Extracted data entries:

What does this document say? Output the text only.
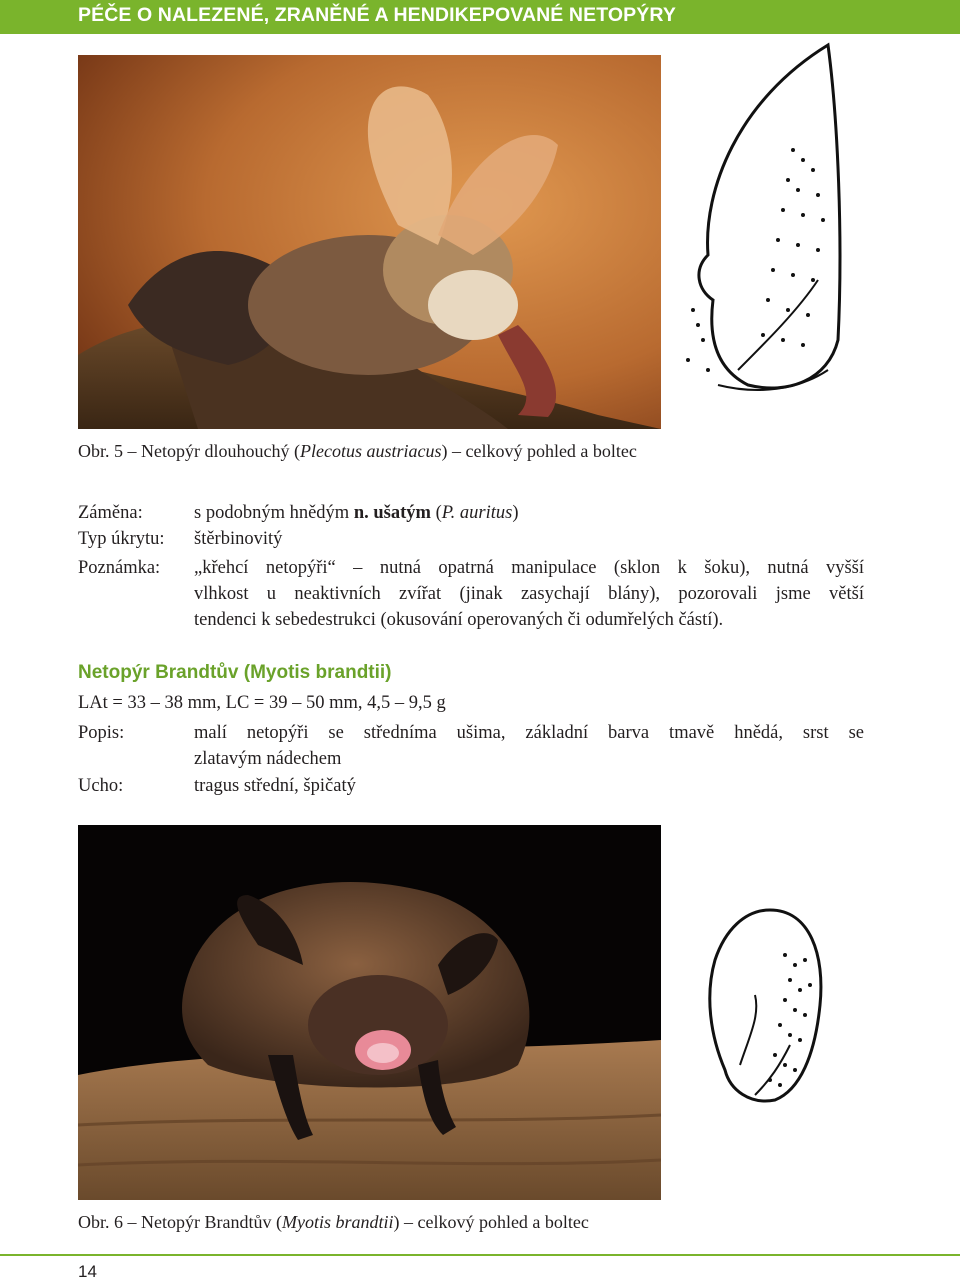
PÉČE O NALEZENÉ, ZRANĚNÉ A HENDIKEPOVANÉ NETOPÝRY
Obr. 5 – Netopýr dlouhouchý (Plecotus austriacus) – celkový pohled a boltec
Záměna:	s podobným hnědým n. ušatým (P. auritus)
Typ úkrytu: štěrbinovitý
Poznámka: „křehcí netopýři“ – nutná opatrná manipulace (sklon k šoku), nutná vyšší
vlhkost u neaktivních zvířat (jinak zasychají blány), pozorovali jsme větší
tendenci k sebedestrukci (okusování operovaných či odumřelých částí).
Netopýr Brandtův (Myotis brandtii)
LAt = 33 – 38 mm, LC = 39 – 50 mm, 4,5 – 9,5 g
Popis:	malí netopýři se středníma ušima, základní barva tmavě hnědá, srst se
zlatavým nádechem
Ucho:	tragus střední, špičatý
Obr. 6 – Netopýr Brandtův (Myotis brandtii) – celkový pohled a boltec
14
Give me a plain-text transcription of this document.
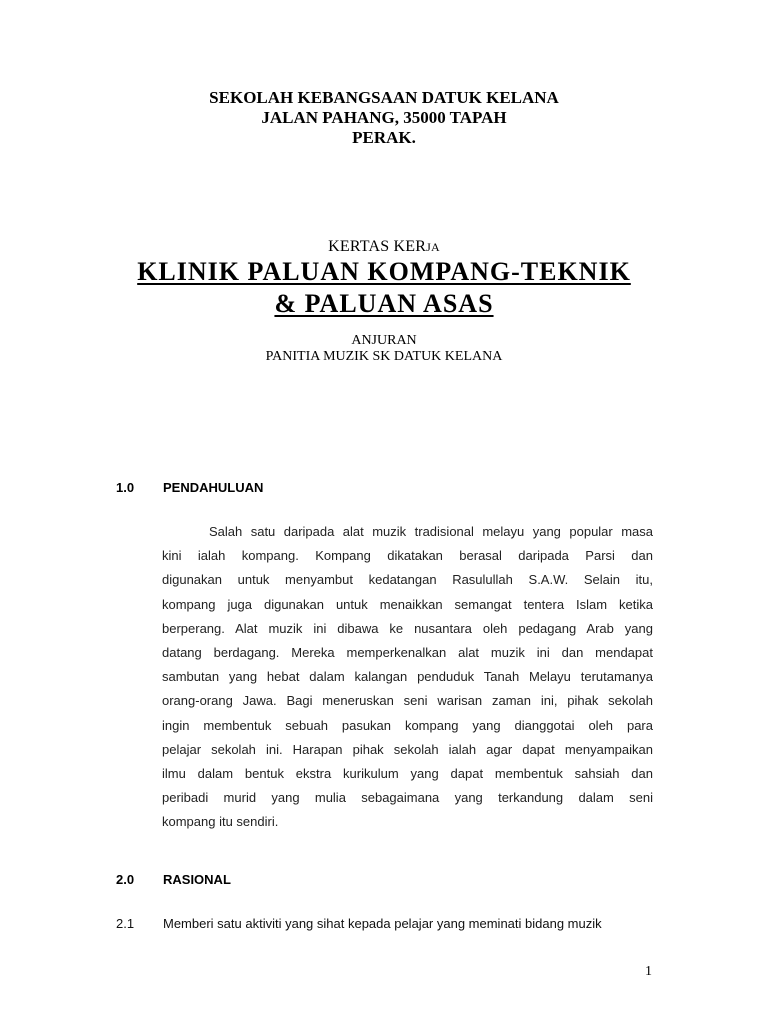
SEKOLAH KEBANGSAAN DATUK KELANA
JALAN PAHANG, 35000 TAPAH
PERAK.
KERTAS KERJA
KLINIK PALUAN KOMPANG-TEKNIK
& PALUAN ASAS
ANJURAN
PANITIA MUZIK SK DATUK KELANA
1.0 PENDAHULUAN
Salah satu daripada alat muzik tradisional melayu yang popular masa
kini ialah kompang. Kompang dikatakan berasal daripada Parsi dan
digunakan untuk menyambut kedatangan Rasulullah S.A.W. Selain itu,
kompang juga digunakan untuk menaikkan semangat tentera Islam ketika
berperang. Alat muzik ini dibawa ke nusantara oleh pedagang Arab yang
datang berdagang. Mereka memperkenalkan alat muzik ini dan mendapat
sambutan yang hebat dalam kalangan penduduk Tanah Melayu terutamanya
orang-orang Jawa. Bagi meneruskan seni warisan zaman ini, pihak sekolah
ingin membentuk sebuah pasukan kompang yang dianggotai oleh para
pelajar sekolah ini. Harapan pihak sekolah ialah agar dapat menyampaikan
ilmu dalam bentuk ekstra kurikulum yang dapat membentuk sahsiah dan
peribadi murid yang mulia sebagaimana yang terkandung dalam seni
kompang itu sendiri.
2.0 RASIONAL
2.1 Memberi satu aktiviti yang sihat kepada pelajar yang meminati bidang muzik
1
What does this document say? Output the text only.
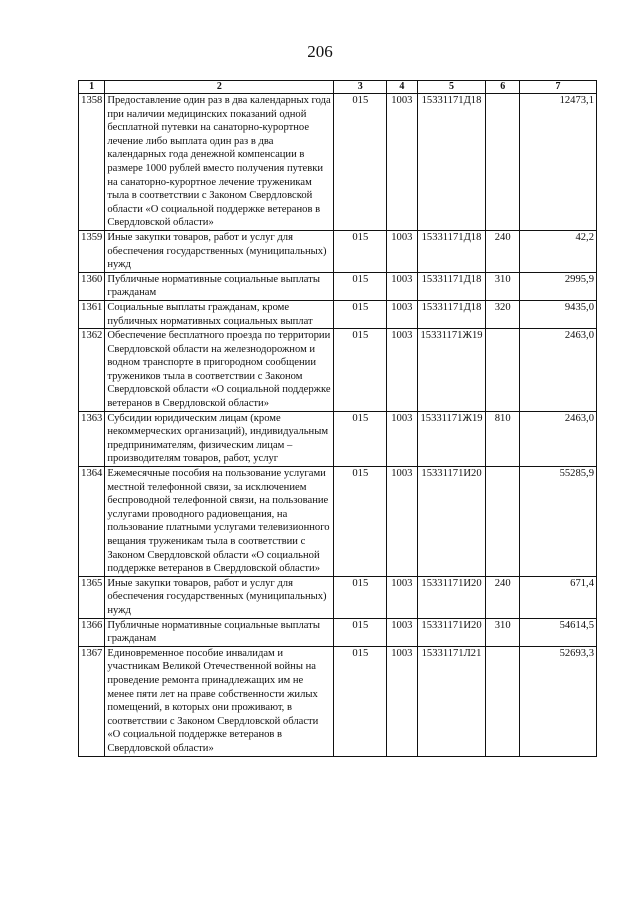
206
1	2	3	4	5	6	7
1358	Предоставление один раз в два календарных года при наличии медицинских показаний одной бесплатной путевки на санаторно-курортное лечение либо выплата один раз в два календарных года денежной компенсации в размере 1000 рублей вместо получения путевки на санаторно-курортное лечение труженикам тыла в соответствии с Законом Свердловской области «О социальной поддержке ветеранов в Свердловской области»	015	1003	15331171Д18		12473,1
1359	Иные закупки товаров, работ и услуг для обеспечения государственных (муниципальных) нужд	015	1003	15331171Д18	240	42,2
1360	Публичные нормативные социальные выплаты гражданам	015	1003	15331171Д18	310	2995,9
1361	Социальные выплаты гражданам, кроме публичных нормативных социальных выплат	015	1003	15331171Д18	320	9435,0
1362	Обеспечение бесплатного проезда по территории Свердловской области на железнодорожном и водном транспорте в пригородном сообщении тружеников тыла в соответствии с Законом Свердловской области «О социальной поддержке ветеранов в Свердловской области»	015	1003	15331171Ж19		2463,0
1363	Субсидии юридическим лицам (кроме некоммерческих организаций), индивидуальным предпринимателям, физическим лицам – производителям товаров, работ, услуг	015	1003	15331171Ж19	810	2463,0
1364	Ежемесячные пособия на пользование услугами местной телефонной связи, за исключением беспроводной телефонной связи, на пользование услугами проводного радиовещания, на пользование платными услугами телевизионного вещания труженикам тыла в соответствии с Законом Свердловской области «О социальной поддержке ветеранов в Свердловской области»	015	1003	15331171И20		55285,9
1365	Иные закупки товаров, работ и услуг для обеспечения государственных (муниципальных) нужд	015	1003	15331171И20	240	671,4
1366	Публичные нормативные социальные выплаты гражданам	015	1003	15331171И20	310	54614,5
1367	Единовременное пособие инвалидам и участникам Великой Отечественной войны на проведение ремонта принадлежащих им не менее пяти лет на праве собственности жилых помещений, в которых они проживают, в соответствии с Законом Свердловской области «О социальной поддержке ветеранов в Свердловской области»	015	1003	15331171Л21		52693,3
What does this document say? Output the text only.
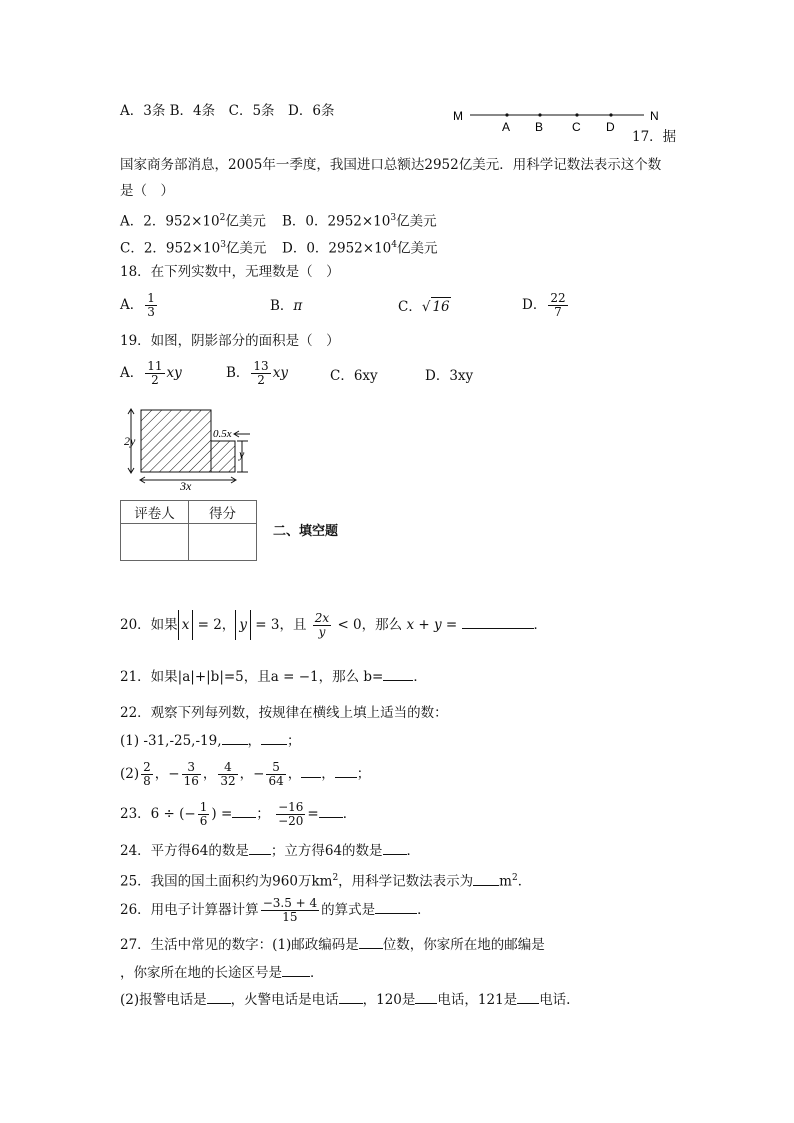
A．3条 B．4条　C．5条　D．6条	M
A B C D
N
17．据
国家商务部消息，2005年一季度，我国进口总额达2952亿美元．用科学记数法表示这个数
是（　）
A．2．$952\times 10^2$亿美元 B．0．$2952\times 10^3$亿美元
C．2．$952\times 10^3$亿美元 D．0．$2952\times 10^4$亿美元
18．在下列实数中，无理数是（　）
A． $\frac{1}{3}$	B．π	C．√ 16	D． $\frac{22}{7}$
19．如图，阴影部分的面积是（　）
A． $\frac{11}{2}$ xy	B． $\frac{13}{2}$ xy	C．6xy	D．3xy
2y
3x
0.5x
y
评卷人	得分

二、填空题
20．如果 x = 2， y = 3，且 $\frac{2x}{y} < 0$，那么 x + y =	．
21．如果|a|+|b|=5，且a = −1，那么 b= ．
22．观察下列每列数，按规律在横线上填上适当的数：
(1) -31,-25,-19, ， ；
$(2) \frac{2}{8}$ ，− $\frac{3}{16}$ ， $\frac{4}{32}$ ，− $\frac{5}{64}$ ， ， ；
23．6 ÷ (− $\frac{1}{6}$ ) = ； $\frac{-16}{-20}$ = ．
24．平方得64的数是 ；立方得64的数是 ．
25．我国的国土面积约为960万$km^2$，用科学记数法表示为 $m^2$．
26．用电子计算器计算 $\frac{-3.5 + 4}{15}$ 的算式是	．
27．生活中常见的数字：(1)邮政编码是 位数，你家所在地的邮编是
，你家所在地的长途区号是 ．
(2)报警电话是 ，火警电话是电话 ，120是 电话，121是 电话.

■ **Task**
Leave every image out, and retype the material exactly.

■ **Output**
What does this document say? Output the text only.
PÉČE O NALEZENÉ, ZRANĚNÉ A HENDIKEPOVANÉ NETOPÝRY
Obr. 5 – Netopýr dlouhouchý (Plecotus austriacus) – celkový pohled a boltec
Záměna:	s podobným hnědým n. ušatým (P. auritus)
Typ úkrytu: štěrbinovitý
Poznámka: „křehcí netopýři“ – nutná opatrná manipulace (sklon k šoku), nutná vyšší
vlhkost u neaktivních zvířat (jinak zasychají blány), pozorovali jsme větší
tendenci k sebedestrukci (okusování operovaných či odumřelých částí).
Netopýr Brandtův (Myotis brandtii)
LAt = 33 – 38 mm, LC = 39 – 50 mm, 4,5 – 9,5 g
Popis:	malí netopýři se středníma ušima, základní barva tmavě hnědá, srst se
zlatavým nádechem
Ucho:	tragus střední, špičatý
Obr. 6 – Netopýr Brandtův (Myotis brandtii) – celkový pohled a boltec
14
Give me a plain-text transcription of this document.
SEKOLAH KEBANGSAAN DATUK KELANA
JALAN PAHANG, 35000 TAPAH
PERAK.
KERTAS KERJA
KLINIK PALUAN KOMPANG-TEKNIK
& PALUAN ASAS
ANJURAN
PANITIA MUZIK SK DATUK KELANA
1.0 PENDAHULUAN
Salah satu daripada alat muzik tradisional melayu yang popular masa
kini ialah kompang. Kompang dikatakan berasal daripada Parsi dan
digunakan untuk menyambut kedatangan Rasulullah S.A.W. Selain itu,
kompang juga digunakan untuk menaikkan semangat tentera Islam ketika
berperang. Alat muzik ini dibawa ke nusantara oleh pedagang Arab yang
datang berdagang. Mereka memperkenalkan alat muzik ini dan mendapat
sambutan yang hebat dalam kalangan penduduk Tanah Melayu terutamanya
orang-orang Jawa. Bagi meneruskan seni warisan zaman ini, pihak sekolah
ingin membentuk sebuah pasukan kompang yang dianggotai oleh para
pelajar sekolah ini. Harapan pihak sekolah ialah agar dapat menyampaikan
ilmu dalam bentuk ekstra kurikulum yang dapat membentuk sahsiah dan
peribadi murid yang mulia sebagaimana yang terkandung dalam seni
kompang itu sendiri.
2.0 RASIONAL
2.1 Memberi satu aktiviti yang sihat kepada pelajar yang meminati bidang muzik
1
What does this document say? Output the text only.
206
1	2	3	4	5	6	7
1358	Предоставление один раз в два календарных года при наличии медицинских показаний одной бесплатной путевки на санаторно-курортное лечение либо выплата один раз в два календарных года денежной компенсации в размере 1000 рублей вместо получения путевки на санаторно-курортное лечение труженикам тыла в соответствии с Законом Свердловской области «О социальной поддержке ветеранов в Свердловской области»	015	1003	15331171Д18		12473,1
1359	Иные закупки товаров, работ и услуг для обеспечения государственных (муниципальных) нужд	015	1003	15331171Д18	240	42,2
1360	Публичные нормативные социальные выплаты гражданам	015	1003	15331171Д18	310	2995,9
1361	Социальные выплаты гражданам, кроме публичных нормативных социальных выплат	015	1003	15331171Д18	320	9435,0
1362	Обеспечение бесплатного проезда по территории Свердловской области на железнодорожном и водном транспорте в пригородном сообщении тружеников тыла в соответствии с Законом Свердловской области «О социальной поддержке ветеранов в Свердловской области»	015	1003	15331171Ж19		2463,0
1363	Субсидии юридическим лицам (кроме некоммерческих организаций), индивидуальным предпринимателям, физическим лицам – производителям товаров, работ, услуг	015	1003	15331171Ж19	810	2463,0
1364	Ежемесячные пособия на пользование услугами местной телефонной связи, за исключением беспроводной телефонной связи, на пользование услугами проводного радиовещания, на пользование платными услугами телевизионного вещания труженикам тыла в соответствии с Законом Свердловской области «О социальной поддержке ветеранов в Свердловской области»	015	1003	15331171И20		55285,9
1365	Иные закупки товаров, работ и услуг для обеспечения государственных (муниципальных) нужд	015	1003	15331171И20	240	671,4
1366	Публичные нормативные социальные выплаты гражданам	015	1003	15331171И20	310	54614,5
1367	Единовременное пособие инвалидам и участникам Великой Отечественной войны на проведение ремонта принадлежащих им не менее пяти лет на праве собственности жилых помещений, в которых они проживают, в соответствии с Законом Свердловской области «О социальной поддержке ветеранов в Свердловской области»	015	1003	15331171Л21		52693,3
What does this document say? Output the text only.
A．3条 B．4条　C．5条　D．6条	M
A B C D
N
17．据
国家商务部消息，2005年一季度，我国进口总额达2952亿美元．用科学记数法表示这个数
是（　）
A．2．$952\times 10^2$亿美元 B．0．$2952\times 10^3$亿美元
C．2．$952\times 10^3$亿美元 D．0．$2952\times 10^4$亿美元
18．在下列实数中，无理数是（　）
A． $\frac{1}{3}$	B．π	C．√ 16	D． $\frac{22}{7}$
19．如图，阴影部分的面积是（　）
A． $\frac{11}{2}$ xy	B． $\frac{13}{2}$ xy	C．6xy	D．3xy
2y
3x
0.5x
y
评卷人	得分

二、填空题
20．如果 x = 2， y = 3，且 $\frac{2x}{y} < 0$，那么 x + y =	．
21．如果|a|+|b|=5，且a = −1，那么 b= ．
22．观察下列每列数，按规律在横线上填上适当的数：
(1) -31,-25,-19, ， ；
$(2) \frac{2}{8}$ ，− $\frac{3}{16}$ ， $\frac{4}{32}$ ，− $\frac{5}{64}$ ， ， ；
23．6 ÷ (− $\frac{1}{6}$ ) = ； $\frac{-16}{-20}$ = ．
24．平方得64的数是 ；立方得64的数是 ．
25．我国的国土面积约为960万$km^2$，用科学记数法表示为 $m^2$．
26．用电子计算器计算 $\frac{-3.5 + 4}{15}$ 的算式是	．
27．生活中常见的数字：(1)邮政编码是 位数，你家所在地的邮编是
，你家所在地的长途区号是 ．
(2)报警电话是 ，火警电话是电话 ，120是 电话，121是 电话.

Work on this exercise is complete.